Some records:
==*==

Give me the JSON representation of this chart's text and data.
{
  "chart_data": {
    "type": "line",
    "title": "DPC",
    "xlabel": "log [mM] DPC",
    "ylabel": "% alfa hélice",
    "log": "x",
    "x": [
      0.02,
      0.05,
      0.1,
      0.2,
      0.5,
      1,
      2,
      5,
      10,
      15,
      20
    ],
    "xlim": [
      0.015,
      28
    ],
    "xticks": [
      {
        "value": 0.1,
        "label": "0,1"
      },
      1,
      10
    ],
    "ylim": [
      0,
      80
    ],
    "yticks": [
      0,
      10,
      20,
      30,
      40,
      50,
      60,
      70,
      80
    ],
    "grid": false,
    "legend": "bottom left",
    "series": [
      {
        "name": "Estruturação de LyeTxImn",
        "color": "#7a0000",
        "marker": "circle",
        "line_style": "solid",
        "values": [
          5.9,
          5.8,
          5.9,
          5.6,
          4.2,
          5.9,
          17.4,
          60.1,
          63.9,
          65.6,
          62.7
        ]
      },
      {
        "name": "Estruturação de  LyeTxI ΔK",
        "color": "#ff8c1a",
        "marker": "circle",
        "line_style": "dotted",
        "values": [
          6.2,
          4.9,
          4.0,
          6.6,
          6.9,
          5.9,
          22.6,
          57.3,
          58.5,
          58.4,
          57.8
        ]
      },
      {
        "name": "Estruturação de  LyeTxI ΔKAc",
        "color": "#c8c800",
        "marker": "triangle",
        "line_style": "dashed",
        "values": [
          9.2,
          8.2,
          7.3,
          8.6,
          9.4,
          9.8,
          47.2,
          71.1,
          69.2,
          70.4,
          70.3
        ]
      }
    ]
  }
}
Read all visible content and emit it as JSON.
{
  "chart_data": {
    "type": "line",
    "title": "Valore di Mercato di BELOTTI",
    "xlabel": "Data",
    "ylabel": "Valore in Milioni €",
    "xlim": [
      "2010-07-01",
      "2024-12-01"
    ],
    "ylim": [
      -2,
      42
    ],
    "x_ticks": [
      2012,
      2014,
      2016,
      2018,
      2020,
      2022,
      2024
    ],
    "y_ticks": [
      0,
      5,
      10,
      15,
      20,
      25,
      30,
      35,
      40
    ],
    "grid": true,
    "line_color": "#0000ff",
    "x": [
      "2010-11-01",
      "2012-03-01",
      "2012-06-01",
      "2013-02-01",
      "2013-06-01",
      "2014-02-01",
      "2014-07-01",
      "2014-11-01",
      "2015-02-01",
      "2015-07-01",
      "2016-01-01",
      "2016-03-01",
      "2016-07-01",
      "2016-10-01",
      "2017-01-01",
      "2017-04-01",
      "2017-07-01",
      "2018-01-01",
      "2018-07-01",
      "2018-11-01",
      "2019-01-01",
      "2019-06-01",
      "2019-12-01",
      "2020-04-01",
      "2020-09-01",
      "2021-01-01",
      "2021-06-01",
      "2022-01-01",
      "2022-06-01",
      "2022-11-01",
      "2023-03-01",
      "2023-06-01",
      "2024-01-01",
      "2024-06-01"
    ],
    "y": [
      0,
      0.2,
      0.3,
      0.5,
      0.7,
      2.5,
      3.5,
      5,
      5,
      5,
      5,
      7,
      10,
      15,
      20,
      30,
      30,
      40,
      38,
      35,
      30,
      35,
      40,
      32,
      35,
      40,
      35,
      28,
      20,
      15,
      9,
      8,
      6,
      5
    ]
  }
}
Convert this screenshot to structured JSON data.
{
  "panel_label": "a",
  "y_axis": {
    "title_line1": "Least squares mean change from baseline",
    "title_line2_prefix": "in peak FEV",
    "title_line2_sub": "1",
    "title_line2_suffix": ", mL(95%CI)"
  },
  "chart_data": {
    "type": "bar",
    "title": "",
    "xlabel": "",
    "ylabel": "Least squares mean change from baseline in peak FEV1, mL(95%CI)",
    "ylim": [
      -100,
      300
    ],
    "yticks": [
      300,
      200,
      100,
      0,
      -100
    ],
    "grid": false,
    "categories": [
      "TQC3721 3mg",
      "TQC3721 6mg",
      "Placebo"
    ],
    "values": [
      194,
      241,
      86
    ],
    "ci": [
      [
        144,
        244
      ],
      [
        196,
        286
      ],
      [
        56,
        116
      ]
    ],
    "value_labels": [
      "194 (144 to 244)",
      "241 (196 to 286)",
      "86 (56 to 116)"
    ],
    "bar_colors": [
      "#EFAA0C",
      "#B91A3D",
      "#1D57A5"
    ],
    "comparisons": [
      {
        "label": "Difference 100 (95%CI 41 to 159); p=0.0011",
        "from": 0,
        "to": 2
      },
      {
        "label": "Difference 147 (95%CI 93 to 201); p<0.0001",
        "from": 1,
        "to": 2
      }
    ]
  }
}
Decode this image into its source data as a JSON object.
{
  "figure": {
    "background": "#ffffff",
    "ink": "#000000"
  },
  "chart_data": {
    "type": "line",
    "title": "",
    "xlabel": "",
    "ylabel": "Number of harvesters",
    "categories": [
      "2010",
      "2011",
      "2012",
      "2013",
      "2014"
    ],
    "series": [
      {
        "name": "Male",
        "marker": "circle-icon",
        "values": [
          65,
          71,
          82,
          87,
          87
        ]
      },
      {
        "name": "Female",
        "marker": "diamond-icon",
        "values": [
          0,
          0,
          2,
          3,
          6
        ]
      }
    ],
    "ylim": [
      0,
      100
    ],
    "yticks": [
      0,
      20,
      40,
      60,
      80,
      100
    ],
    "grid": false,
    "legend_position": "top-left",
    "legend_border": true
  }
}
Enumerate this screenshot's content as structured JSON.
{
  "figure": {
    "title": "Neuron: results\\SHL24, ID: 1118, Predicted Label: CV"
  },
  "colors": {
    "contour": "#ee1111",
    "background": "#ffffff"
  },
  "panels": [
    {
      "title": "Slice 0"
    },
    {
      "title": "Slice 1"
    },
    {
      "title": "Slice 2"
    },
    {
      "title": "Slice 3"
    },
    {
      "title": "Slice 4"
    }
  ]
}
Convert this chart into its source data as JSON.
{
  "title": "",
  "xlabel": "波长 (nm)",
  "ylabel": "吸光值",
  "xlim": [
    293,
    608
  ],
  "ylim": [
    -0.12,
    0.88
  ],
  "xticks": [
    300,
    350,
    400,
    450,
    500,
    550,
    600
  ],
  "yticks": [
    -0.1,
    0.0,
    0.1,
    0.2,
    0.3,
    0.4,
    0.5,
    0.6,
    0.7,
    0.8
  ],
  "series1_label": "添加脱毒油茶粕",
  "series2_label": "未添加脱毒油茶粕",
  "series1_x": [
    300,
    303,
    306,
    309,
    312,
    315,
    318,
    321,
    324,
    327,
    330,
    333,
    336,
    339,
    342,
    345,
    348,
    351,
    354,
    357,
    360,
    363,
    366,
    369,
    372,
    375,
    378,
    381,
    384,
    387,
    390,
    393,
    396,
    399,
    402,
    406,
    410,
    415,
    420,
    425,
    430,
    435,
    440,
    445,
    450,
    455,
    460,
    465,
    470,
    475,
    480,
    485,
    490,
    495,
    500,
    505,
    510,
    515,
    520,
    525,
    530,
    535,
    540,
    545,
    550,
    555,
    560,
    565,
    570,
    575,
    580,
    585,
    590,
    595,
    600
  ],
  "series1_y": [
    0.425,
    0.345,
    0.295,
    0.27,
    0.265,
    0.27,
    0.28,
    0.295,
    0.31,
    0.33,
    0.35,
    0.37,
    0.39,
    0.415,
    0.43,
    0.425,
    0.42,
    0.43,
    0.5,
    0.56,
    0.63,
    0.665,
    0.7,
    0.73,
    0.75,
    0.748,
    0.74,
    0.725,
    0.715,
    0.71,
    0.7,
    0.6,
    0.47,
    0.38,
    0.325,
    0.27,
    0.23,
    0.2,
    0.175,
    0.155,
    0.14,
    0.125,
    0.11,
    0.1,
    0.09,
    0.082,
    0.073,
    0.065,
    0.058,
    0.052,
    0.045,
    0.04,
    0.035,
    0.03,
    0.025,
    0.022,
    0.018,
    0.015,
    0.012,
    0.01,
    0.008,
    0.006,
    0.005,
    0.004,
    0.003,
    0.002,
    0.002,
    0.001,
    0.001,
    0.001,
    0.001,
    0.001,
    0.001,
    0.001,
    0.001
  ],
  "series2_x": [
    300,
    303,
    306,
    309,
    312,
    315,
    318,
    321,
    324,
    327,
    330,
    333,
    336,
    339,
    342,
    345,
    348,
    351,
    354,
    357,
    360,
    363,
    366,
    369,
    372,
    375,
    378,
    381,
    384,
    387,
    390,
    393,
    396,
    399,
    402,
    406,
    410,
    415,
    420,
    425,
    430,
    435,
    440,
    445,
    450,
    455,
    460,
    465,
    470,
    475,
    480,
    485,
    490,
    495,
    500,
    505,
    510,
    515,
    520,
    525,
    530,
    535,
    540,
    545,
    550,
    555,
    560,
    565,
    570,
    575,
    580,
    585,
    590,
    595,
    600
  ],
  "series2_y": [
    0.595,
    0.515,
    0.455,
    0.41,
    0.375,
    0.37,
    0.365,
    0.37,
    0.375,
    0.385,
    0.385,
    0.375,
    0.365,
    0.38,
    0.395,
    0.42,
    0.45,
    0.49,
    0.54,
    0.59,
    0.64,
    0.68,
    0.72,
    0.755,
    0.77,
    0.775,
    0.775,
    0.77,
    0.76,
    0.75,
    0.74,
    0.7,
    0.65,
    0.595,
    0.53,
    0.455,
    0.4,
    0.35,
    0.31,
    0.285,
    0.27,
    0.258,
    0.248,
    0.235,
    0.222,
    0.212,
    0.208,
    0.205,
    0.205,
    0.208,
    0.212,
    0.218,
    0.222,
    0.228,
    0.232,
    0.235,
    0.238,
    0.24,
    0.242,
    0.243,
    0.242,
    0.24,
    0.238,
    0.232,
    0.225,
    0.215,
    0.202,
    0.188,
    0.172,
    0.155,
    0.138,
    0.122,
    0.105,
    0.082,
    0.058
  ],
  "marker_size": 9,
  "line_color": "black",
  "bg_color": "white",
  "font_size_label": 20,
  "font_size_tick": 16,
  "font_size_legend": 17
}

==*==

◆ What this task involves ◆
Return every line in the listing that contains the word "structured".

◆ Output for this task ◆
Convert this screenshot to structured JSON data.
Enumerate this screenshot's content as structured JSON.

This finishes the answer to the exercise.